PASSAGE
“We have to find ways to make history personal.” An Interview with the Curators of “Final Sale”

A Berlin dairy in 1930.

In 1933, Berlin was the center of Jewish life within Germany.  Though Jews made up less than one percent of Germany’s population, nearly a third of all Germany’s Jews lived in Berlin, where they constituted about four percent of the city’s population and owned an estimated 40,000 businesses.

Accordingly, Berlin was in many ways the center of the persecution and expropriation of German Jews after the Nazis assumed power in 1933.  However, until recently, there had been little systematic study of the economic and commercial lives of Jews in Nazi Berlin.  LBI spoke to Christoph Kreutzmüller, one of the historians behind the new exhibition, “Final Sale. The End of Jewish Owned Businesses in Berlin” and Humboldt University press spokesperson Thomas Richter about why such a project was so long in coming, why Berlin was considered a safe haven by many Jewish entrepreneurs, and why it is important to make history personal.

How did your research project turn into this exhibition?

Christoph Kreutzmüller teaches Modern German History at the Humboldt University of Berlin

CK: I started this research project to catalogue the whole spectrum of Jewish-owned businesses in Berlin, which was something no one had ever done before.

Eventually, it became time to tell the city about what we found. After all, we were researching in Berlin about Berlin.  It is very important to the Humboldt University, the research is not done in the ivory tower, but within the context of society as such.

At the Leo Baeck Institute, we are also presenting a segment of about 8,000 businesses from our database on a public computer terminal, which is the first time this data has been publicly available anywhere.

WORK INSTRUCTIONS
1) According to the interview, roughly how many businesses did Jews in Berlin own in 1933?
2) Rewrite the part of the interview starting at "Eventually, it became" and ending at "publicly available anywhere.", with "ivory tower" replaced by "lecture hall".

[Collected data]
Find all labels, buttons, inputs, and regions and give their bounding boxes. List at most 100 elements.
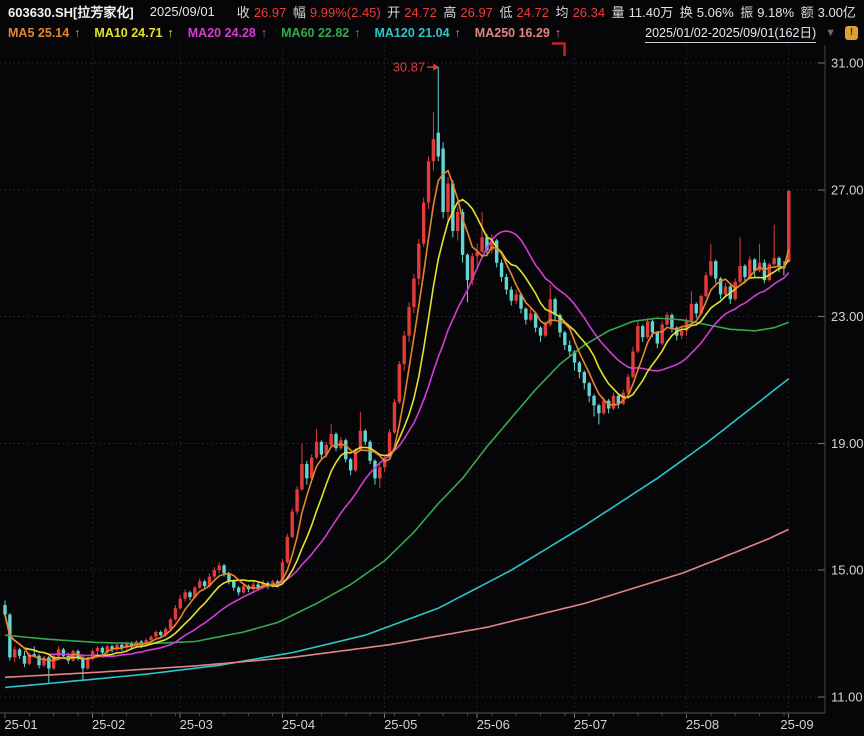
candle-body [207,576,212,587]
alert-icon[interactable]: ! [845,25,858,40]
candle-body [159,632,163,636]
candle-body [212,570,217,577]
candle-body [597,405,601,414]
candle-body [626,376,630,393]
ma20-line [4,230,790,658]
candle-body [3,605,7,615]
candle-body [22,655,27,664]
candle-body [387,432,392,458]
candle-body [509,289,513,301]
y-axis-label: 23.00 [831,309,864,324]
candle-body [752,259,757,271]
candle-body [572,351,577,363]
ma120-line [4,378,790,689]
candle-body [787,190,791,263]
candle-body [110,646,114,650]
candle-body [514,294,518,301]
ma10-line [4,198,790,660]
candle-body [441,148,445,212]
x-axis-label: 25-03 [180,717,213,732]
candle-body [524,308,528,320]
candle-body [456,211,460,232]
candle-body [324,444,328,455]
ma20-up-arrow-icon: ↑ [260,25,268,40]
candle-body [631,351,635,377]
candle-body [577,362,582,373]
candle-body [241,586,246,593]
candle-body [358,430,363,450]
ma10-legend: MA10 24.71 ↑ [94,25,174,40]
ma250-legend: MA250 16.29 ↑ [474,25,562,40]
candle-body [587,383,591,396]
candle-body [431,139,436,162]
candle-body [602,400,606,414]
candle-body [154,632,158,637]
ma-legend: MA5 25.14 ↑ MA10 24.71 ↑ MA20 24.28 ↑ MA60 22.… [8,26,575,40]
candle-body [446,183,450,212]
candle-body [636,326,640,352]
ma5-up-arrow-icon: ↑ [74,25,81,40]
candle-body [227,573,231,582]
quote-date: 2025/09/01 [149,3,215,19]
candle-body [56,649,61,656]
candle-body [344,440,348,460]
candle-body [665,315,669,325]
peak-price-annotation: 30.87 [393,60,426,75]
quote-header-bar: 603630.SH[拉芳家化] 2025/09/01 收 26.97 幅 9.99%(… [8,2,856,20]
ma20-legend: MA20 24.28 ↑ [187,25,268,40]
candle-body [553,299,557,316]
candle-body [645,321,650,338]
candle-body [529,313,533,320]
candle-body [285,536,290,563]
x-axis-label: 25-04 [282,717,315,732]
candle-body [475,251,479,257]
y-axis-label: 31.00 [831,56,864,71]
candle-body [451,183,455,232]
ma5-line [4,169,790,662]
candle-body [417,243,421,279]
candle-body [679,330,684,336]
candle-body [129,643,134,647]
candle-body [421,202,426,244]
candle-body [641,326,645,338]
field-high: 高 26.97 [443,4,493,20]
candle-body [563,332,567,346]
candle-body [582,372,586,384]
candle-body [251,584,255,590]
candle-body [499,262,504,277]
field-avg: 均 26.34 [555,4,606,20]
ma60-legend: MA60 22.82 ↑ [281,25,361,40]
candle-body [670,315,674,328]
candle-body [256,584,260,588]
candle-body [743,265,747,277]
candle-body [689,303,694,322]
candle-body [704,275,708,296]
candle-body [533,313,538,328]
candle-body [222,565,226,574]
candle-body [460,211,465,255]
candle-body [694,303,698,314]
candle-body [777,257,781,266]
ma5-legend: MA5 25.14 ↑ [8,25,81,40]
x-axis-label: 25-07 [574,717,607,732]
candle-body [470,256,475,281]
candle-body [558,315,562,333]
candle-body [436,132,440,157]
candle-body [383,457,387,468]
candle-body [723,286,728,295]
period-range-selector[interactable]: 2025/01/02-2025/09/01(162日) [645,22,817,43]
candle-body [193,587,197,598]
candle-body [115,644,119,650]
candle-body [660,324,664,344]
field-volume: 量 11.40万 [611,4,674,20]
ma120-up-arrow-icon: ↑ [454,25,461,40]
chevron-down-icon[interactable]: ▼ [825,26,836,39]
candle-body [334,433,338,449]
candle-body [236,587,241,593]
field-amount: 额 3.00亿 [800,4,856,20]
candle-body [616,395,621,404]
ma250-line [4,528,790,679]
candle-body [733,281,737,300]
candle-body [494,240,499,263]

TASK-BY-TASK ANSWERS
1) An estimated 40,000 businesses.

2)
Eventually, it became time to tell the city about what we found. After all, we were researching in Berlin about Berlin.  It is very important to the Humboldt University, the research is not done in the lecture hall, but within the context of society as such.

At the Leo Baeck Institute, we are also presenting a segment of about 8,000 businesses from our database on a public computer terminal, which is the first time this data has been publicly available anywhere.